Your instructions » Copy out the material below word for word, starting from its first line and ending with the line that holds "y-tick-label: 8.00 — [54, 298, 85, 315]", with that line included.

(Element and region listings)
· · · ·

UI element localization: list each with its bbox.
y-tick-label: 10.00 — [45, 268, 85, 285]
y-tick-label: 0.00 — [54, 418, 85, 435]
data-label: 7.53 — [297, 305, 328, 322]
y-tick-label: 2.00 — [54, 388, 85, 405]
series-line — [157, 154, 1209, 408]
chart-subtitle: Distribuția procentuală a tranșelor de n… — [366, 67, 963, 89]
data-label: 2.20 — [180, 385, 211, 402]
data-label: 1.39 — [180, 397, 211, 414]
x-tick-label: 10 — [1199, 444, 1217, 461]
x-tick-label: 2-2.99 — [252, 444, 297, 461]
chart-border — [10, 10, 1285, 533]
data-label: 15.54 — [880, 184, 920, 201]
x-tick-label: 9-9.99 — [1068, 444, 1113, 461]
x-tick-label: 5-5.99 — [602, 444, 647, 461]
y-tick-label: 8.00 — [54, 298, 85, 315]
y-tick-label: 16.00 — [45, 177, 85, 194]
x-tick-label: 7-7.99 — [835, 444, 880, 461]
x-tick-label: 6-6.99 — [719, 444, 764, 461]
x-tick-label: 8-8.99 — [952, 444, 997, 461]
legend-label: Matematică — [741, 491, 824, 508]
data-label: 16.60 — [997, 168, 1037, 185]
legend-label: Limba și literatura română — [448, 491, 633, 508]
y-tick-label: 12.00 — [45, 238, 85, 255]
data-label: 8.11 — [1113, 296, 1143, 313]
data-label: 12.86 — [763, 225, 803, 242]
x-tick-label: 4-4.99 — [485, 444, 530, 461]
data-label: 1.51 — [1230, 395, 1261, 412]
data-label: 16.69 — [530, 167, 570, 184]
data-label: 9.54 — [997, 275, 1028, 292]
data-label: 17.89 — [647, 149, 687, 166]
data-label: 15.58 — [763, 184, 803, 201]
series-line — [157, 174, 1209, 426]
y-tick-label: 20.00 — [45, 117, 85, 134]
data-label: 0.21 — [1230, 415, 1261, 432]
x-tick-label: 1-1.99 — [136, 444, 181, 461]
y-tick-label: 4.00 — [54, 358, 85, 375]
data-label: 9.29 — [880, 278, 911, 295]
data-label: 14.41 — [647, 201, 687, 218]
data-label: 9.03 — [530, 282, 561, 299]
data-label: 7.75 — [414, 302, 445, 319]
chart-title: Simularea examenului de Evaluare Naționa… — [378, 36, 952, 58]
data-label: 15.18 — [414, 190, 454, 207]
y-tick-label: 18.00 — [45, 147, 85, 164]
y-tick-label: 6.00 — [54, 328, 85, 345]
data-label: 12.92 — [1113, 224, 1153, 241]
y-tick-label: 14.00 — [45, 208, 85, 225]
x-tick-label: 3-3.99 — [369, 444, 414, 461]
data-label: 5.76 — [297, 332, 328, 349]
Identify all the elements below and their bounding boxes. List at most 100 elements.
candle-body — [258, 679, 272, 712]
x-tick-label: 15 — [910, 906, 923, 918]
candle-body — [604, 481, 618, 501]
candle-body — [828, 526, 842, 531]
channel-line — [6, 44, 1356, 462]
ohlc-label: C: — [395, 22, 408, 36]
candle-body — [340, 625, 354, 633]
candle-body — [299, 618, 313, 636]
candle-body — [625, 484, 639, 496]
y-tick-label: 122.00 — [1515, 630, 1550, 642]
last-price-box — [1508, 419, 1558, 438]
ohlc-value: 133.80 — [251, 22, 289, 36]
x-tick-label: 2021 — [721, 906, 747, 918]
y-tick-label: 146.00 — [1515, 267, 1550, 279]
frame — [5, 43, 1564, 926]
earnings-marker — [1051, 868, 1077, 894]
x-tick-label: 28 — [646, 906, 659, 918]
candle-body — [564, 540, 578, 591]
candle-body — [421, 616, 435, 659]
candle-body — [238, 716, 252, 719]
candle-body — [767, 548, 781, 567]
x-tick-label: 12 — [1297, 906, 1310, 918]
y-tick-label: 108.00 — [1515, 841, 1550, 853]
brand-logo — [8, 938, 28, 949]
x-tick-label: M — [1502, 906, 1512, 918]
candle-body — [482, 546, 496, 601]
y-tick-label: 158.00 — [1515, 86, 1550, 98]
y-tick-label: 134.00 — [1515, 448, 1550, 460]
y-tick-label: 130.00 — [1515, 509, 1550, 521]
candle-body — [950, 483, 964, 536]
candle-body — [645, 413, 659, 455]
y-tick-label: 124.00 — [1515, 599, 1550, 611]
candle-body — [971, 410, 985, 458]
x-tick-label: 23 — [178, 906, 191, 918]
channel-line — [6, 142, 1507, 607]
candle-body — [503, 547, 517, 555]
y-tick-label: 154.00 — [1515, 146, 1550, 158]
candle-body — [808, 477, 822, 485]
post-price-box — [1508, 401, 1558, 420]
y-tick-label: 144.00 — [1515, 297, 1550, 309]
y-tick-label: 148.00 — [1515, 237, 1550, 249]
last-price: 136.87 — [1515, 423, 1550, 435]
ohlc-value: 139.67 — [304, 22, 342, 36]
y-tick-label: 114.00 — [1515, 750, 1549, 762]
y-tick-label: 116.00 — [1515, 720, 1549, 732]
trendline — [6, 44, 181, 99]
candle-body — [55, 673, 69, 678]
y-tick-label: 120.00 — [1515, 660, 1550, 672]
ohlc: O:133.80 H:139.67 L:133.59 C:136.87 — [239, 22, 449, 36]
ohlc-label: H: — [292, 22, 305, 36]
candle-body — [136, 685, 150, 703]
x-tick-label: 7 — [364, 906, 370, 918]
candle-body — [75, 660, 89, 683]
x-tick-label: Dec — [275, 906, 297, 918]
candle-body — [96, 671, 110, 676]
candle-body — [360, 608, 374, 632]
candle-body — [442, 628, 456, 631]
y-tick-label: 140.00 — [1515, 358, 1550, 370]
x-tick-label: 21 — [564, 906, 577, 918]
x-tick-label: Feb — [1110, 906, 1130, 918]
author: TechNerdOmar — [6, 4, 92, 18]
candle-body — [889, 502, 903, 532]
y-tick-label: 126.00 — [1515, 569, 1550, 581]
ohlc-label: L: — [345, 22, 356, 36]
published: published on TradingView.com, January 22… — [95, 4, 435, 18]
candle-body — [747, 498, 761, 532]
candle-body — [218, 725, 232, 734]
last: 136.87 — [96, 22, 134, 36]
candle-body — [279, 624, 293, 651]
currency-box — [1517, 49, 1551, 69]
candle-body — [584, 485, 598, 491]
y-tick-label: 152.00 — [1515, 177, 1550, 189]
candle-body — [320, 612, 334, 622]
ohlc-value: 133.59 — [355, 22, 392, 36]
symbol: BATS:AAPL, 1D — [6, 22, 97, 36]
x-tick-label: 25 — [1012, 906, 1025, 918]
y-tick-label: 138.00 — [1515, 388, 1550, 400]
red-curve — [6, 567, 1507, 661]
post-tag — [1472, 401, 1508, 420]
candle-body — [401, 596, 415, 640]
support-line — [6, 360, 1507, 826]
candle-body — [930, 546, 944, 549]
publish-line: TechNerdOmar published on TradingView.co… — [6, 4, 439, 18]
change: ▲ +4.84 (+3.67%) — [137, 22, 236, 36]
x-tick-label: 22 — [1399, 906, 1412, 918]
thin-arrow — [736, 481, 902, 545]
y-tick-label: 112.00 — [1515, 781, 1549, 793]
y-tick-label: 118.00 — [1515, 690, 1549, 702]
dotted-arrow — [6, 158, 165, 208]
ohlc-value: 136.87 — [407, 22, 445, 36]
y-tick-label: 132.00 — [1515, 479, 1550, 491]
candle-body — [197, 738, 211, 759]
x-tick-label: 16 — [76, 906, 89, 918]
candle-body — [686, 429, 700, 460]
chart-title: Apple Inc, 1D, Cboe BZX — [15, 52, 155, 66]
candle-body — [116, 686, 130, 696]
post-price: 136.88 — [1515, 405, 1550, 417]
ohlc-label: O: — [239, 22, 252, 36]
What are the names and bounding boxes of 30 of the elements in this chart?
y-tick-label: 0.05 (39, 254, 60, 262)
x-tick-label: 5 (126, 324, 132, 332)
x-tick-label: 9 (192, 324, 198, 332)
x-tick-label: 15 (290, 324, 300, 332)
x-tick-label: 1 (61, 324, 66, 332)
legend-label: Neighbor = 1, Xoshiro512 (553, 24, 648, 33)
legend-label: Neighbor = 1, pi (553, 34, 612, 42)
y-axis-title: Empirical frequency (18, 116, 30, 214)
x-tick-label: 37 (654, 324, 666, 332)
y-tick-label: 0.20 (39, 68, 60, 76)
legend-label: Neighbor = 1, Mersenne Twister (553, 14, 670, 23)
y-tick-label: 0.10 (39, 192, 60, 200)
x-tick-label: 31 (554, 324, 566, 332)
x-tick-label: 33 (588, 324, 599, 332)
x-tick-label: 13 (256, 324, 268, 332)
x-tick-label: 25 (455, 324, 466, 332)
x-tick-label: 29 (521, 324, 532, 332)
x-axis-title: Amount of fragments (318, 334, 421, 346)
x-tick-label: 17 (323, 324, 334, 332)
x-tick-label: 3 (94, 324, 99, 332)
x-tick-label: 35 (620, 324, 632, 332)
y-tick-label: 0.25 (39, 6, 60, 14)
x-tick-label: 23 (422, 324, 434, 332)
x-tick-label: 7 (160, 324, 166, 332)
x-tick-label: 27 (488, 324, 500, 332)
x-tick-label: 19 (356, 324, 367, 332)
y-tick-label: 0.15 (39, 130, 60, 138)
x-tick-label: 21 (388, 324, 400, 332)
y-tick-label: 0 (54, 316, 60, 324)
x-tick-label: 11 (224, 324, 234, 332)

· · · ·

Written response »
UI element localization: list each with its bbox.
y-tick-label: 10.00 — [45, 268, 85, 285]
y-tick-label: 0.00 — [54, 418, 85, 435]
data-label: 7.53 — [297, 305, 328, 322]
y-tick-label: 2.00 — [54, 388, 85, 405]
series-line — [157, 154, 1209, 408]
chart-subtitle: Distribuția procentuală a tranșelor de n… — [366, 67, 963, 89]
data-label: 2.20 — [180, 385, 211, 402]
data-label: 1.39 — [180, 397, 211, 414]
x-tick-label: 10 — [1199, 444, 1217, 461]
x-tick-label: 2-2.99 — [252, 444, 297, 461]
chart-border — [10, 10, 1285, 533]
data-label: 15.54 — [880, 184, 920, 201]
x-tick-label: 9-9.99 — [1068, 444, 1113, 461]
x-tick-label: 5-5.99 — [602, 444, 647, 461]
y-tick-label: 8.00 — [54, 298, 85, 315]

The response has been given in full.